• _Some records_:
▬▬▬

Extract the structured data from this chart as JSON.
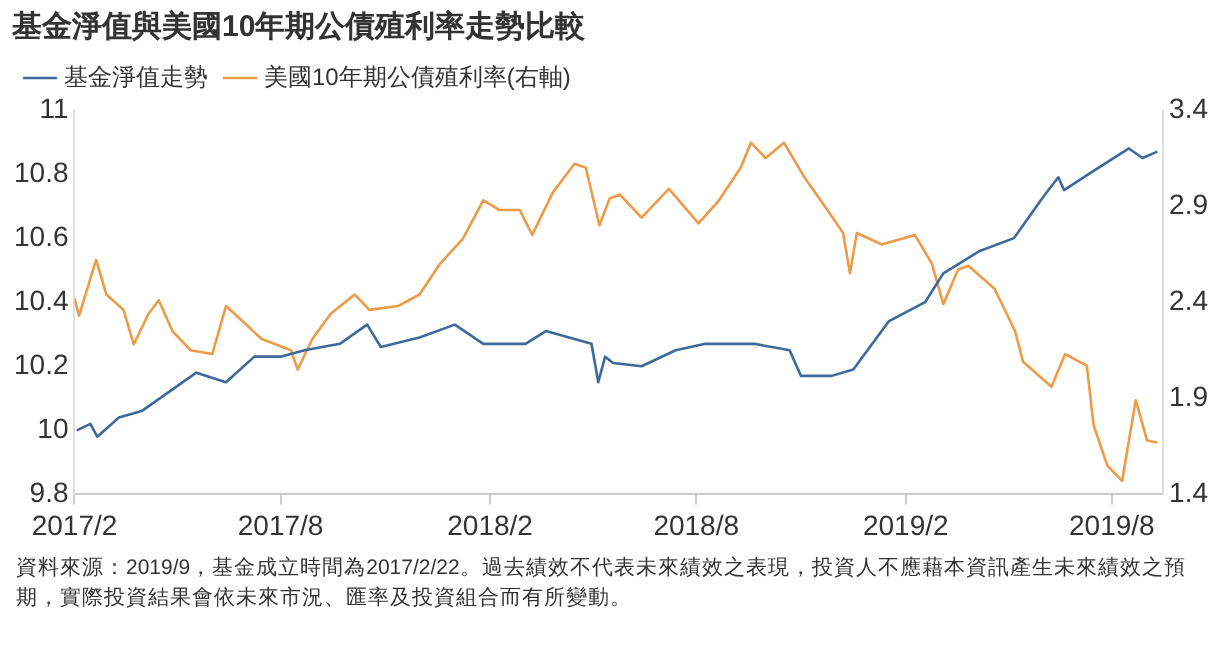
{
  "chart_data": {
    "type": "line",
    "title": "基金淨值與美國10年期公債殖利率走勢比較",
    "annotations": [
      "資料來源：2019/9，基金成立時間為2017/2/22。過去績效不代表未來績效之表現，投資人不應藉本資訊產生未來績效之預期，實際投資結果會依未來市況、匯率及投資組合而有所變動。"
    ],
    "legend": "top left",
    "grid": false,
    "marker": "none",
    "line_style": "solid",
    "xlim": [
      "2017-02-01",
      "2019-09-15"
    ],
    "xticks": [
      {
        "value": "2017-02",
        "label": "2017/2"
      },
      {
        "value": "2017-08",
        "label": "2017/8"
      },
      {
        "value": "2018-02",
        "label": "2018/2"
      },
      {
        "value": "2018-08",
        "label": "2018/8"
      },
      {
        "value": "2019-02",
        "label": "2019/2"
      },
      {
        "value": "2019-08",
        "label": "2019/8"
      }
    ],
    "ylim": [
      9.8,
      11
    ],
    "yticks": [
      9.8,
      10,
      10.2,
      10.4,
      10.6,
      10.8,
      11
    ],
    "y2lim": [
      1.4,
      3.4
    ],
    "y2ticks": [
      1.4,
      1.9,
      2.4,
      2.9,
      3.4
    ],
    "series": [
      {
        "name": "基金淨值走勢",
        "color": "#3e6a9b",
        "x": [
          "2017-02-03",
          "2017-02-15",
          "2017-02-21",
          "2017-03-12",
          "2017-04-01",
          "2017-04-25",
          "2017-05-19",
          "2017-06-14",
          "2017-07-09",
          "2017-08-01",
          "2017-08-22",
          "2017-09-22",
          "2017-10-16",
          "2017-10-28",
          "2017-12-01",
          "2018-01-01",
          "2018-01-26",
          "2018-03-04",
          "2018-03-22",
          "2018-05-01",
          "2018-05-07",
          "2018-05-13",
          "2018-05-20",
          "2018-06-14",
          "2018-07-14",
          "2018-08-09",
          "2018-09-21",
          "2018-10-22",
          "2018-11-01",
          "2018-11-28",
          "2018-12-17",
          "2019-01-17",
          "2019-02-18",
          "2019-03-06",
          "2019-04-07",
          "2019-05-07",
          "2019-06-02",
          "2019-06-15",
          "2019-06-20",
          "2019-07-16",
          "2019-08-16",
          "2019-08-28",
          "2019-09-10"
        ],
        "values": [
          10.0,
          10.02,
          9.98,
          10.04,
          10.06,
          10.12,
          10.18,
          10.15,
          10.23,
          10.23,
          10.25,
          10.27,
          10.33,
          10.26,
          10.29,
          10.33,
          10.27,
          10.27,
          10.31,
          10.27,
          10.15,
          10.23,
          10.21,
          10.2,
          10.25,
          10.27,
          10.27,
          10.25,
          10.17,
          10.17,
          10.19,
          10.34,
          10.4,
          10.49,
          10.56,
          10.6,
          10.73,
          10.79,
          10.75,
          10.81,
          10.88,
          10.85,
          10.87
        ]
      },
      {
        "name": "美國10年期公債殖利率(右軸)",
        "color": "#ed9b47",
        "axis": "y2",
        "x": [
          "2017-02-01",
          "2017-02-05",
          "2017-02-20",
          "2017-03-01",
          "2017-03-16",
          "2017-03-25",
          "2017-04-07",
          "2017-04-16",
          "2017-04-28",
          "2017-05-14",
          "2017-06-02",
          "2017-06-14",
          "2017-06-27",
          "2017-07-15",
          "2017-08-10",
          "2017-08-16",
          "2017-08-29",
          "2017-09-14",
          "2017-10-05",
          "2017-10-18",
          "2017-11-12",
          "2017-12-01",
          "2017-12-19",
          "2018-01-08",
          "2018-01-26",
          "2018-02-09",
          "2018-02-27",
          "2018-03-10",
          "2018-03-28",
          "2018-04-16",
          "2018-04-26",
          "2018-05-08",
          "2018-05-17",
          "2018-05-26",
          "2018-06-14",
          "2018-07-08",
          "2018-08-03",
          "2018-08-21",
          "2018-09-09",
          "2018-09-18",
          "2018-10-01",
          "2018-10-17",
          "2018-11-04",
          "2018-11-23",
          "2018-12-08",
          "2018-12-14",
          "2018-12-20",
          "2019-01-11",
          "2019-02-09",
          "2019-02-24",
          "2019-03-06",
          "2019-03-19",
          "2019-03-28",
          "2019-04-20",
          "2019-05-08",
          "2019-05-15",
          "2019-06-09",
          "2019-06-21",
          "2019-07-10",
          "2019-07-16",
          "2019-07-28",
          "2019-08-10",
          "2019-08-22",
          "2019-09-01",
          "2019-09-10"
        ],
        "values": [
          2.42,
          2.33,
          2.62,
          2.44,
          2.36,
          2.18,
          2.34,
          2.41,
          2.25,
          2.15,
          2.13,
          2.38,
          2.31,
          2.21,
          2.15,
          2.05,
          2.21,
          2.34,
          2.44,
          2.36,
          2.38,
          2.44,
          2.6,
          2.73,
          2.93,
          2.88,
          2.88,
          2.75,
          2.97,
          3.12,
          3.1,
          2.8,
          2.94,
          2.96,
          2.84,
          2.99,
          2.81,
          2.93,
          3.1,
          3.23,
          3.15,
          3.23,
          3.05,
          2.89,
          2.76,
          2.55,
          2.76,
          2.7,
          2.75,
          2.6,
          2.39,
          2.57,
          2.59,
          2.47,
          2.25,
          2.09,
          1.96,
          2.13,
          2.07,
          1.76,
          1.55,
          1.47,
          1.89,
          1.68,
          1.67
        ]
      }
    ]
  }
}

▬▬▬

Write the records out again in full, exactly, and skip every picture.

• _Right answer_:
Extract the structured data from this chart as JSON.
{
  "chart_data": {
    "type": "line",
    "title": "基金淨值與美國10年期公債殖利率走勢比較",
    "annotations": [
      "資料來源：2019/9，基金成立時間為2017/2/22。過去績效不代表未來績效之表現，投資人不應藉本資訊產生未來績效之預期，實際投資結果會依未來市況、匯率及投資組合而有所變動。"
    ],
    "legend": "top left",
    "grid": false,
    "marker": "none",
    "line_style": "solid",
    "xlim": [
      "2017-02-01",
      "2019-09-15"
    ],
    "xticks": [
      {
        "value": "2017-02",
        "label": "2017/2"
      },
      {
        "value": "2017-08",
        "label": "2017/8"
      },
      {
        "value": "2018-02",
        "label": "2018/2"
      },
      {
        "value": "2018-08",
        "label": "2018/8"
      },
      {
        "value": "2019-02",
        "label": "2019/2"
      },
      {
        "value": "2019-08",
        "label": "2019/8"
      }
    ],
    "ylim": [
      9.8,
      11
    ],
    "yticks": [
      9.8,
      10,
      10.2,
      10.4,
      10.6,
      10.8,
      11
    ],
    "y2lim": [
      1.4,
      3.4
    ],
    "y2ticks": [
      1.4,
      1.9,
      2.4,
      2.9,
      3.4
    ],
    "series": [
      {
        "name": "基金淨值走勢",
        "color": "#3e6a9b",
        "x": [
          "2017-02-03",
          "2017-02-15",
          "2017-02-21",
          "2017-03-12",
          "2017-04-01",
          "2017-04-25",
          "2017-05-19",
          "2017-06-14",
          "2017-07-09",
          "2017-08-01",
          "2017-08-22",
          "2017-09-22",
          "2017-10-16",
          "2017-10-28",
          "2017-12-01",
          "2018-01-01",
          "2018-01-26",
          "2018-03-04",
          "2018-03-22",
          "2018-05-01",
          "2018-05-07",
          "2018-05-13",
          "2018-05-20",
          "2018-06-14",
          "2018-07-14",
          "2018-08-09",
          "2018-09-21",
          "2018-10-22",
          "2018-11-01",
          "2018-11-28",
          "2018-12-17",
          "2019-01-17",
          "2019-02-18",
          "2019-03-06",
          "2019-04-07",
          "2019-05-07",
          "2019-06-02",
          "2019-06-15",
          "2019-06-20",
          "2019-07-16",
          "2019-08-16",
          "2019-08-28",
          "2019-09-10"
        ],
        "values": [
          10.0,
          10.02,
          9.98,
          10.04,
          10.06,
          10.12,
          10.18,
          10.15,
          10.23,
          10.23,
          10.25,
          10.27,
          10.33,
          10.26,
          10.29,
          10.33,
          10.27,
          10.27,
          10.31,
          10.27,
          10.15,
          10.23,
          10.21,
          10.2,
          10.25,
          10.27,
          10.27,
          10.25,
          10.17,
          10.17,
          10.19,
          10.34,
          10.4,
          10.49,
          10.56,
          10.6,
          10.73,
          10.79,
          10.75,
          10.81,
          10.88,
          10.85,
          10.87
        ]
      },
      {
        "name": "美國10年期公債殖利率(右軸)",
        "color": "#ed9b47",
        "axis": "y2",
        "x": [
          "2017-02-01",
          "2017-02-05",
          "2017-02-20",
          "2017-03-01",
          "2017-03-16",
          "2017-03-25",
          "2017-04-07",
          "2017-04-16",
          "2017-04-28",
          "2017-05-14",
          "2017-06-02",
          "2017-06-14",
          "2017-06-27",
          "2017-07-15",
          "2017-08-10",
          "2017-08-16",
          "2017-08-29",
          "2017-09-14",
          "2017-10-05",
          "2017-10-18",
          "2017-11-12",
          "2017-12-01",
          "2017-12-19",
          "2018-01-08",
          "2018-01-26",
          "2018-02-09",
          "2018-02-27",
          "2018-03-10",
          "2018-03-28",
          "2018-04-16",
          "2018-04-26",
          "2018-05-08",
          "2018-05-17",
          "2018-05-26",
          "2018-06-14",
          "2018-07-08",
          "2018-08-03",
          "2018-08-21",
          "2018-09-09",
          "2018-09-18",
          "2018-10-01",
          "2018-10-17",
          "2018-11-04",
          "2018-11-23",
          "2018-12-08",
          "2018-12-14",
          "2018-12-20",
          "2019-01-11",
          "2019-02-09",
          "2019-02-24",
          "2019-03-06",
          "2019-03-19",
          "2019-03-28",
          "2019-04-20",
          "2019-05-08",
          "2019-05-15",
          "2019-06-09",
          "2019-06-21",
          "2019-07-10",
          "2019-07-16",
          "2019-07-28",
          "2019-08-10",
          "2019-08-22",
          "2019-09-01",
          "2019-09-10"
        ],
        "values": [
          2.42,
          2.33,
          2.62,
          2.44,
          2.36,
          2.18,
          2.34,
          2.41,
          2.25,
          2.15,
          2.13,
          2.38,
          2.31,
          2.21,
          2.15,
          2.05,
          2.21,
          2.34,
          2.44,
          2.36,
          2.38,
          2.44,
          2.6,
          2.73,
          2.93,
          2.88,
          2.88,
          2.75,
          2.97,
          3.12,
          3.1,
          2.8,
          2.94,
          2.96,
          2.84,
          2.99,
          2.81,
          2.93,
          3.1,
          3.23,
          3.15,
          3.23,
          3.05,
          2.89,
          2.76,
          2.55,
          2.76,
          2.7,
          2.75,
          2.6,
          2.39,
          2.57,
          2.59,
          2.47,
          2.25,
          2.09,
          1.96,
          2.13,
          2.07,
          1.76,
          1.55,
          1.47,
          1.89,
          1.68,
          1.67
        ]
      }
    ]
  }
}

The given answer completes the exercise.